- Exercise description
Gather the lines below that include the string "Regional", copying each in full.

____________

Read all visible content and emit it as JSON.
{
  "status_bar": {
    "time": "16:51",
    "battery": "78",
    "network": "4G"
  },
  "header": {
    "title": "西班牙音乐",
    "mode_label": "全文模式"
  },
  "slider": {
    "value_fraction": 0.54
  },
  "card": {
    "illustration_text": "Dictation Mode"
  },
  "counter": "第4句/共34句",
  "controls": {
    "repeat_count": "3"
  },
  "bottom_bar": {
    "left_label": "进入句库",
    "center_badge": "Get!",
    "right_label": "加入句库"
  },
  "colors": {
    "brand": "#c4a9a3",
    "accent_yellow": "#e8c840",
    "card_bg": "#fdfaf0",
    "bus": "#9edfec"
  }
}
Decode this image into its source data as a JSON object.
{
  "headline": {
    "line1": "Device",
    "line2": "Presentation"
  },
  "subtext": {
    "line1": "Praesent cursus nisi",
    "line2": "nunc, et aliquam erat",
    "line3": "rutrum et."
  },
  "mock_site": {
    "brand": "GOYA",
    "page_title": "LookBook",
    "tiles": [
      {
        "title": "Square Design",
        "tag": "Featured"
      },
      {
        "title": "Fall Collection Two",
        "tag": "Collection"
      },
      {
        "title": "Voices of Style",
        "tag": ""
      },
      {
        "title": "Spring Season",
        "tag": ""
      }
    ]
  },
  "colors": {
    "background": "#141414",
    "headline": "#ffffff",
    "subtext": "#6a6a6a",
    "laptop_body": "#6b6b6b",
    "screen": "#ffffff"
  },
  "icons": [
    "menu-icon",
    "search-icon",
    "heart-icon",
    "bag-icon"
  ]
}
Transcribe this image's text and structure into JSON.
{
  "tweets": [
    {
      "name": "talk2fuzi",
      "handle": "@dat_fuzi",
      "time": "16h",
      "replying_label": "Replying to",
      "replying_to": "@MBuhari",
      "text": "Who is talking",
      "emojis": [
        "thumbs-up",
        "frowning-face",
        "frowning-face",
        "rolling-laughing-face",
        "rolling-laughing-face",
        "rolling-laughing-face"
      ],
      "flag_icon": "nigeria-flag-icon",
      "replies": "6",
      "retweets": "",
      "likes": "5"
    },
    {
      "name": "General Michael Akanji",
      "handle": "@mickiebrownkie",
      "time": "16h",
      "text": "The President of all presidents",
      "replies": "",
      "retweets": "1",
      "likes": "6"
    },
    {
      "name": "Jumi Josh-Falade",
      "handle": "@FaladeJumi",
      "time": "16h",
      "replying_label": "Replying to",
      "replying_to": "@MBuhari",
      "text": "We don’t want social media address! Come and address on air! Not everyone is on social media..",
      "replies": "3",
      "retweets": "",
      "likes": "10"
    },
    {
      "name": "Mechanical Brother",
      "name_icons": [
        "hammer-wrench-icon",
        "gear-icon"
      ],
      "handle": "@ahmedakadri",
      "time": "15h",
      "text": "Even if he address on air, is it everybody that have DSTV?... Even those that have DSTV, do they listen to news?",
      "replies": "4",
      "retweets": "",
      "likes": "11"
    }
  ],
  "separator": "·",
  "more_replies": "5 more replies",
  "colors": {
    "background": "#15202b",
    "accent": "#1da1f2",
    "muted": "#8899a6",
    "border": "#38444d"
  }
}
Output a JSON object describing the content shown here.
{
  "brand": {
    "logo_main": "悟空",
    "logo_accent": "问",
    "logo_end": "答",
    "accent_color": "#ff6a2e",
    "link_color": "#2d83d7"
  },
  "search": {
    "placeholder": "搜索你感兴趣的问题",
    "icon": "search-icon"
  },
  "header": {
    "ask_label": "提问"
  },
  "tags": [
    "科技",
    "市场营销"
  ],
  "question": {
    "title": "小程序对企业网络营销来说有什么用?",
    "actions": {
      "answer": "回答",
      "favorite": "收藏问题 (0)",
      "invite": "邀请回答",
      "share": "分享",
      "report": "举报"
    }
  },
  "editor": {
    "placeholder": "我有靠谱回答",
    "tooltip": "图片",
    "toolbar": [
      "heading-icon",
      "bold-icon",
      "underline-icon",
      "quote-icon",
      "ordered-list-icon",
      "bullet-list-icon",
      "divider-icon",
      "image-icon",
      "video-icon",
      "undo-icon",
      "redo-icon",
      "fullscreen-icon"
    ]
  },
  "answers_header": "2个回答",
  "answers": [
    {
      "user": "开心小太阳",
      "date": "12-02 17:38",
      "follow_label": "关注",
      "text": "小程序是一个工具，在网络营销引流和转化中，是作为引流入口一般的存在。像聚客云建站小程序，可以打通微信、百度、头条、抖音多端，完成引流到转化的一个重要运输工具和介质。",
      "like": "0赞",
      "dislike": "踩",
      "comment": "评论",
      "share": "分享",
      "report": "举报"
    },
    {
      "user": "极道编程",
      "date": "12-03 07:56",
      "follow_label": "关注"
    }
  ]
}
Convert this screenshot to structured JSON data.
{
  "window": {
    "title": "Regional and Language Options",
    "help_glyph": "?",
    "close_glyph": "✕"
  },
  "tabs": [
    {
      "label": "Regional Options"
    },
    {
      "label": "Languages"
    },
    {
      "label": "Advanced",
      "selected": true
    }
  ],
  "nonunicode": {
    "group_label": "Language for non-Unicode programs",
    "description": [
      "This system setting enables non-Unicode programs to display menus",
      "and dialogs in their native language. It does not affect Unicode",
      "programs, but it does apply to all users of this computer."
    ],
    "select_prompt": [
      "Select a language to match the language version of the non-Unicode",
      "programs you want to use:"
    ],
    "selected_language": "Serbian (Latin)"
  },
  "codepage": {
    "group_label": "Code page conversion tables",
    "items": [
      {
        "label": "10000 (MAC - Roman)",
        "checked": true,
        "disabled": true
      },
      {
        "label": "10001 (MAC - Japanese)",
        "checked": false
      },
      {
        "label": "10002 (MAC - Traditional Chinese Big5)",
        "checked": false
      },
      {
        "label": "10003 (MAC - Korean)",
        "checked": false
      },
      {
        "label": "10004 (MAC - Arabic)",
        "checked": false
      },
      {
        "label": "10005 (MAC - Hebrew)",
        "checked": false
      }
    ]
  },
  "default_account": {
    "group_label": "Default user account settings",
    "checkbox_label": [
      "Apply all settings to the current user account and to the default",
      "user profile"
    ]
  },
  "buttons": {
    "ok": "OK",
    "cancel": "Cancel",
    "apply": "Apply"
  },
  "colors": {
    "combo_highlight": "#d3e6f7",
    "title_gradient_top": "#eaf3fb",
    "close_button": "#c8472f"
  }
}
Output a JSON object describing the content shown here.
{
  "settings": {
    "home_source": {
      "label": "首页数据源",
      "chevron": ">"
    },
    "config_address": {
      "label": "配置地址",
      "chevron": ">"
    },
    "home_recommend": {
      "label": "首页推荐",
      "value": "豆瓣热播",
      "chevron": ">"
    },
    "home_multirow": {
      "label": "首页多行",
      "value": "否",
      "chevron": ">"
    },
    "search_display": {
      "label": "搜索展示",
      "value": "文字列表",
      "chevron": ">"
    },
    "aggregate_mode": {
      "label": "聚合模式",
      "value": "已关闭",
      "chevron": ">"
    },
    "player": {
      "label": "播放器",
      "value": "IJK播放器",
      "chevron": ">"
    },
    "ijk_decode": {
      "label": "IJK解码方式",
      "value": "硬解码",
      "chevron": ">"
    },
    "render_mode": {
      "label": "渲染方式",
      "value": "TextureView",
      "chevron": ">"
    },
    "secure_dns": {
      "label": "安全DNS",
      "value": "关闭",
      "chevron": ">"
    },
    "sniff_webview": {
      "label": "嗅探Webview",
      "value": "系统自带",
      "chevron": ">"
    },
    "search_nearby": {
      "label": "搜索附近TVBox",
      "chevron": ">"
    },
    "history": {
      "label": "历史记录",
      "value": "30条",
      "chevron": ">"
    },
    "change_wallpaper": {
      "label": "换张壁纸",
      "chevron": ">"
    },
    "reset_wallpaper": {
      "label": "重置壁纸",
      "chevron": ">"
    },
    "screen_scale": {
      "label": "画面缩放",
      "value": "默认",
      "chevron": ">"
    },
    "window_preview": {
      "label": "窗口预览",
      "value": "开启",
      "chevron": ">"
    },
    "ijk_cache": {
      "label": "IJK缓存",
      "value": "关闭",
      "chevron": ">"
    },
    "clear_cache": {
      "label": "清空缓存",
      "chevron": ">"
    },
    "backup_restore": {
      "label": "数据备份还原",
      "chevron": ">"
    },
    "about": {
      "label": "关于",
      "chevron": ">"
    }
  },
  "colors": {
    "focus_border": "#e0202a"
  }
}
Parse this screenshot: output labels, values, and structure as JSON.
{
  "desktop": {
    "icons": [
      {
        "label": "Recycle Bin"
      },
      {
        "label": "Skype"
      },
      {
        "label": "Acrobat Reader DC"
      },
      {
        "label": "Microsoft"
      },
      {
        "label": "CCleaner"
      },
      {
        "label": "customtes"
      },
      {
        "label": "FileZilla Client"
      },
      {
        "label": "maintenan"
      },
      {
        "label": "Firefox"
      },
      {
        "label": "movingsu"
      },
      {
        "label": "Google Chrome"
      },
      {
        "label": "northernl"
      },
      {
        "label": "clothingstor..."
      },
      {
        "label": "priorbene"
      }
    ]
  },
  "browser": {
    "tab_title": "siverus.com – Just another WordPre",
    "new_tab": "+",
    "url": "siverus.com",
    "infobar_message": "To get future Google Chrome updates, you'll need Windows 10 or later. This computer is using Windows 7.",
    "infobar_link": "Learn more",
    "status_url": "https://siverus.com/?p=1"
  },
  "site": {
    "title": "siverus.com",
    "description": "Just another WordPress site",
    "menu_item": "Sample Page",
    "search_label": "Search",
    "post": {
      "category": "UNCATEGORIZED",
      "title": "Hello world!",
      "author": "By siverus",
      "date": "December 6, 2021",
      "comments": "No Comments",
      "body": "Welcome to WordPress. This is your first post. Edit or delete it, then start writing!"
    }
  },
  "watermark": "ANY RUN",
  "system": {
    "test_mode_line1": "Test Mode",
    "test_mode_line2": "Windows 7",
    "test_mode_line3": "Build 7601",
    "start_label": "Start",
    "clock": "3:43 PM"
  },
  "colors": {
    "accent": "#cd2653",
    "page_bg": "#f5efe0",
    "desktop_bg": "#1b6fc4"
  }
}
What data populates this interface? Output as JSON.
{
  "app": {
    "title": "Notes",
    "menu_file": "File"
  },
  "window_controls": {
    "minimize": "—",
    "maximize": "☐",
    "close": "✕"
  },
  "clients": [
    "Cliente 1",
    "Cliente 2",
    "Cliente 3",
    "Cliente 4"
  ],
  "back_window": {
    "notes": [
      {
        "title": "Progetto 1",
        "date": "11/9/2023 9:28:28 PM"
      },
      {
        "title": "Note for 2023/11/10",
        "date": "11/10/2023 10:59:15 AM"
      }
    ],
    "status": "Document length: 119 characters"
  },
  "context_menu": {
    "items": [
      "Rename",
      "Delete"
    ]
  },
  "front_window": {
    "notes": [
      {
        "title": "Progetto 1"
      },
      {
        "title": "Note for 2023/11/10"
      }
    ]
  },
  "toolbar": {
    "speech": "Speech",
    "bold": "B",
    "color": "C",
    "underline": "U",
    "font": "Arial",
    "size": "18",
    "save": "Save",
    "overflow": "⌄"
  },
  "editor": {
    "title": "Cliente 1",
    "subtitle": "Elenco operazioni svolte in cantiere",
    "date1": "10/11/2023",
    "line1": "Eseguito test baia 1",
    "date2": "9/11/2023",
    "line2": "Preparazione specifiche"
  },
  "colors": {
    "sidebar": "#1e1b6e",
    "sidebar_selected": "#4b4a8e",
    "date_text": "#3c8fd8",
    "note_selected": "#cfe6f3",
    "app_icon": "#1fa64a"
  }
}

____________

- Solved problem
    "title": "Regional and Language Options",
      "label": "Regional Options"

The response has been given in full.